- SOURCE DOCUMENT -
━━━━━━━━━━━━━━━━━━━━

I bought the brats yesterday...Great Bear.
There was five in a package. I put them on hot dog rolls with
Coney Island mustard, sauerkraut and Hot pepper flakes.
I forgot that I was going to use fried onions instead of sauerkraut. 
It was delicious. 

There was one leftover, the head guy chopped it
up and put it in his omelet with jalapeños and cheese. :smile:


----------



## Bud9051 (Nov 11, 2015)

Not knowledgeable on this but it was always my understanding that "hog intestines" are turned inside out and scraped very clean leaving just the outside skin for the casing. A quick read on the chitlin's didn't go into any of that detail. I think I'll pass.

Then there is Andrew Zimmern who from the shows I have watched has a cast iron stomach. Man, he would eat anything. Bring on the vomit image.

Bud


----------



## Startingover (Apr 18, 2012)

Now I’m torn today between buying Brats or Kielbasa. 

Or Italian beef, but that involves crockpot an long cooking time. I want instant gratification today. :smile:


----------



## Bud9051 (Nov 11, 2015)

Two Knots said:


> I bought the brats yesterday...Great Bear.
> There was five in a package. I put them on hot dog rolls with
> Coney Island mustard, sauerkraut and Hot pepper flakes.
> I forgot that I was going to use fried onions instead of sauerkraut.
> ...


I like the sauerkraut but it isn't something I keep on hand. May try harder in the future.

Picked up more Johnsonville Brats and Sausage yesterday, they were on sale for $3.99 for pack of 5.

Bud


----------



## Two Knots (Nov 12, 2011)

I paid either 4:99 or 4:49 ( cant remember) on sale
for the Blac Bear.

━━━━━━━━━━━━━━━━━━━━

- RECORD EXTRACTS -
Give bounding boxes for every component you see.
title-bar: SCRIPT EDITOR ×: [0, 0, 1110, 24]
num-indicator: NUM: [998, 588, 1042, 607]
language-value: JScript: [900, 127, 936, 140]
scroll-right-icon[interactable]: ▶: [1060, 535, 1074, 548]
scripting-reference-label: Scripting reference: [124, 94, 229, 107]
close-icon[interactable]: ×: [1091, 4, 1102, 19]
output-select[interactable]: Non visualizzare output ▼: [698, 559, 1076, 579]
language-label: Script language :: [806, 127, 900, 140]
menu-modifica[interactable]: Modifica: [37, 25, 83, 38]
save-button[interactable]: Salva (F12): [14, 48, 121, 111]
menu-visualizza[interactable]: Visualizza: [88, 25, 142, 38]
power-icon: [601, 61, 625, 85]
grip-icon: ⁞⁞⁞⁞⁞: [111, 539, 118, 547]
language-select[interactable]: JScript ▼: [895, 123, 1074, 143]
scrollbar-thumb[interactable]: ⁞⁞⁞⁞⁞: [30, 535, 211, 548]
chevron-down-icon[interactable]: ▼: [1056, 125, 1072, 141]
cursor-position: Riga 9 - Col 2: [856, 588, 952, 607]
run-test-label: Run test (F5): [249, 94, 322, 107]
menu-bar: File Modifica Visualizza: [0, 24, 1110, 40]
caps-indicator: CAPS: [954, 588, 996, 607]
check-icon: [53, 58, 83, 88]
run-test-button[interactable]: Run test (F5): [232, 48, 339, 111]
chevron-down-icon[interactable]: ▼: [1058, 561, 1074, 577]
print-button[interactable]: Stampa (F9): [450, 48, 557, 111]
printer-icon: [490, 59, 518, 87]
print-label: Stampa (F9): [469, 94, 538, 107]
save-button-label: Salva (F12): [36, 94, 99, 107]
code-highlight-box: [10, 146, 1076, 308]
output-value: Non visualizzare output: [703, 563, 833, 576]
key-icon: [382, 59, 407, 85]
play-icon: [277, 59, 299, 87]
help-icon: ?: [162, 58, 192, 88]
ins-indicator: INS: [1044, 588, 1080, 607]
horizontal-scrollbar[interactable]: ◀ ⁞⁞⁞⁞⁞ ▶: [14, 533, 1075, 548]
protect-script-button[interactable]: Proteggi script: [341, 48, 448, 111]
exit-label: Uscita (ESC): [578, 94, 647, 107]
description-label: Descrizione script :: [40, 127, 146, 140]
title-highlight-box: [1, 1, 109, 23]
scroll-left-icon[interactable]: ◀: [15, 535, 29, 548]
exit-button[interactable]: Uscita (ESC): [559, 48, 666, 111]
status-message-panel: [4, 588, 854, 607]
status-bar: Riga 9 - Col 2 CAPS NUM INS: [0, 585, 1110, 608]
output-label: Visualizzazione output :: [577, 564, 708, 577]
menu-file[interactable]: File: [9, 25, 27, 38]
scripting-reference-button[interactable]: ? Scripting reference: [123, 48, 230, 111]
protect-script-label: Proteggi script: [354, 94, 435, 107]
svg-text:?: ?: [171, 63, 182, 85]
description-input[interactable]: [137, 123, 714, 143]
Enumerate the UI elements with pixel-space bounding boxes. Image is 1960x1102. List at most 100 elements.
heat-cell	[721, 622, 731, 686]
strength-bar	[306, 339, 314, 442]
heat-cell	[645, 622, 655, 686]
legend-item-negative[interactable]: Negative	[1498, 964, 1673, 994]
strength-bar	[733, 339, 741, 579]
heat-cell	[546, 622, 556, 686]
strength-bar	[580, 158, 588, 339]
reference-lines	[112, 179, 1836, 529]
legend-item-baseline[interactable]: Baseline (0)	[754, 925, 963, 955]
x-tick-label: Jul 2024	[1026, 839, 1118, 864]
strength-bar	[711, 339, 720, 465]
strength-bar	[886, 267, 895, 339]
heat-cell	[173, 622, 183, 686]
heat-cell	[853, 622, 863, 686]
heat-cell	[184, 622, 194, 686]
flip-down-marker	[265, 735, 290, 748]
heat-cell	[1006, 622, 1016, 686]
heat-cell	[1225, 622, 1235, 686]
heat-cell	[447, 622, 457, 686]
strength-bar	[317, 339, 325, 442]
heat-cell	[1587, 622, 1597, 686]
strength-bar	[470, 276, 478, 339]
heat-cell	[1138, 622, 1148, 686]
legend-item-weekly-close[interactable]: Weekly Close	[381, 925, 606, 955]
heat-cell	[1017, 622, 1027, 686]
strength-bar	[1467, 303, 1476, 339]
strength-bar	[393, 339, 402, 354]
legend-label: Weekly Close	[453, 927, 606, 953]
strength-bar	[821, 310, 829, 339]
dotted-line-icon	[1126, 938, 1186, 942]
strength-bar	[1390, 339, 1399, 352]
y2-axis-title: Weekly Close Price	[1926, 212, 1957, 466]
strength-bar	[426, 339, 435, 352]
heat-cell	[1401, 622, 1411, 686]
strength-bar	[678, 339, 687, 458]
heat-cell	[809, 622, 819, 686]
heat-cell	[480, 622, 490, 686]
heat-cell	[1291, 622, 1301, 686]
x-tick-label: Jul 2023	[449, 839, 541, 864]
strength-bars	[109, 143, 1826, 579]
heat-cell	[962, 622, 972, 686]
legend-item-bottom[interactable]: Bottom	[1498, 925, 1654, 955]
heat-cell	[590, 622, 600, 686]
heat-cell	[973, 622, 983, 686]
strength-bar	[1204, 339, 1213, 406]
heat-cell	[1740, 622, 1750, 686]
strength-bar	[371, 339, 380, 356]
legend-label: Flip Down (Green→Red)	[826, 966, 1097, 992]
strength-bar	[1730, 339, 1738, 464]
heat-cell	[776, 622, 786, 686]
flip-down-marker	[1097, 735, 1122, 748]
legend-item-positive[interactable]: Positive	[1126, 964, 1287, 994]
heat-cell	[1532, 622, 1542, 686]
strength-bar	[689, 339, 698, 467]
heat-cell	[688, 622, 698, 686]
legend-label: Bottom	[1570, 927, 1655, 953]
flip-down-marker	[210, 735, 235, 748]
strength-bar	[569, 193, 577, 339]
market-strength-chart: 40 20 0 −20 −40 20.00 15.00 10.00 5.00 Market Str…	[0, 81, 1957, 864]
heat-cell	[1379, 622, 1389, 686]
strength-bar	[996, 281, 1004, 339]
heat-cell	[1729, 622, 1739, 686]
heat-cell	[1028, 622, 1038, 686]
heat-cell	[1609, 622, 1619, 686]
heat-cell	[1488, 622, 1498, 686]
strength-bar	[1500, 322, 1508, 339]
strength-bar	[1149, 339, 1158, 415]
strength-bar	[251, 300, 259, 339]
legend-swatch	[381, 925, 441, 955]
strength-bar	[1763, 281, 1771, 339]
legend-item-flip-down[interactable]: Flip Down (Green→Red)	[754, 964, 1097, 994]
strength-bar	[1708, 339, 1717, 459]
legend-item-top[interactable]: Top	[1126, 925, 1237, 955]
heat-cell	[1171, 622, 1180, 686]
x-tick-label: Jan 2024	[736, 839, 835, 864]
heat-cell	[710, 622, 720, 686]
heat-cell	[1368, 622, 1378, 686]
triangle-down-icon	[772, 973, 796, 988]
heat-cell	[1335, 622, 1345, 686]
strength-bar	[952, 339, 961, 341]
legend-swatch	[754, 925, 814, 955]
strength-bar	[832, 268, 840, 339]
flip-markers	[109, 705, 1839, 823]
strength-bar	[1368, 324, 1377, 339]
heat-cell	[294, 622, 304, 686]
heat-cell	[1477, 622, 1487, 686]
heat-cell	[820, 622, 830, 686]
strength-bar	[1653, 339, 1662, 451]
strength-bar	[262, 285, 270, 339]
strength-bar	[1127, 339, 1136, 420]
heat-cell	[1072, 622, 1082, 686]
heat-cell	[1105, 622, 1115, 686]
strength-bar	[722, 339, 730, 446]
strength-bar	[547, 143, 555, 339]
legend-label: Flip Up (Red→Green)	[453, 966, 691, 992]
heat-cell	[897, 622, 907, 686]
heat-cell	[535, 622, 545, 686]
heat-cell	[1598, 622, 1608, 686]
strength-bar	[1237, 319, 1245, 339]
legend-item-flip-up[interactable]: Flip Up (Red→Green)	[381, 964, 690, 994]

━━━━━━━━━━━━━━━━━━━━

- PROBLEM SET -
1. Repeat the portion of the bratwurst forum thread from "Not knowledgeable on" to "(Apr 18, 2012)", word for word.
2. Condense the paragraph of the bratwurst forum thread that begins "Not knowledgeable on this" into a short bulleted list that keeps its main facts.
3. Continue the bratwurst forum thread beyond its final post.
The entries come from a different source than the bratwurst forum thread.

- THE ANSWERS -
1.
Not knowledgeable on this but it was always my understanding that "hog intestines" are turned inside out and scraped very clean leaving just the outside skin for the casing. A quick read on the chitlin's didn't go into any of that detail. I think I'll pass.

Then there is Andrew Zimmern who from the shows I have watched has a cast iron stomach. Man, he would eat anything. Bring on the vomit image.

Bud


----------



## Startingover (Apr 18, 2012)

2.
- The writer claims no real knowledge of the subject.
- The writer's understanding is that hog intestines are turned inside out and scraped very clean, leaving only the outer skin as the casing.
- A brief reading about chitlins did not cover that detail.
- The writer intends to pass on them.

3.
A few months back I bought the smoked ones (Johnsonville) at
a Whole Foods store opening (1/2 price sale) @3.00 a package.
I bought 4 packages and froze them. 

I buy sauerkraut in a can in Walmart 50 cents a can. We use 1/2 can
the other half I refrigerate; it has a long shelf life in the fridge.


----------



## wooleybooger (Feb 23, 2019)

Two Knots said:


> I buy sauerkraut in a can in Walmart 50 cents a can. We use 1/2 can
> the other half I refrigerate; it has a long shelf life in the fridge.


Many years ago MIL and I gave wife a :bangin: for buying sauerkraut in a can. In glass jar only since. That brat on a bun with kraut etc. is some good eating.


----------



## wooleybooger (Feb 23, 2019)

Bud9051 said:


> Not knowledgeable on this but it was always my understanding that "hog intestines" are turned inside out and scraped very clean leaving just the outside skin for the casing. A quick read on the chitlin's didn't go into any of that detail. I think I'll pass.
> 
> Then there is Andrew Zimmern who from the shows I have watched has a cast iron stomach. Man, he would eat anything. Bring on the vomit image.
> 
> Bud


Read somewhere on the innerweb chitlin's must be very clean but should have some fat left on them. Then boiled and may be fried after. No thanks.


----------



## Startingover (Apr 18, 2012)

Ok bought store brand fresh Brats. Plus they sold Lager by the can. Bought one fat can. My kitchen smells like a brewery now but the Brats are simmering. 

How long do they simmer to get all fat out? Then I will brown in skillet. 

I’ll freeze rest.


----------



## Two Knots (Nov 12, 2011)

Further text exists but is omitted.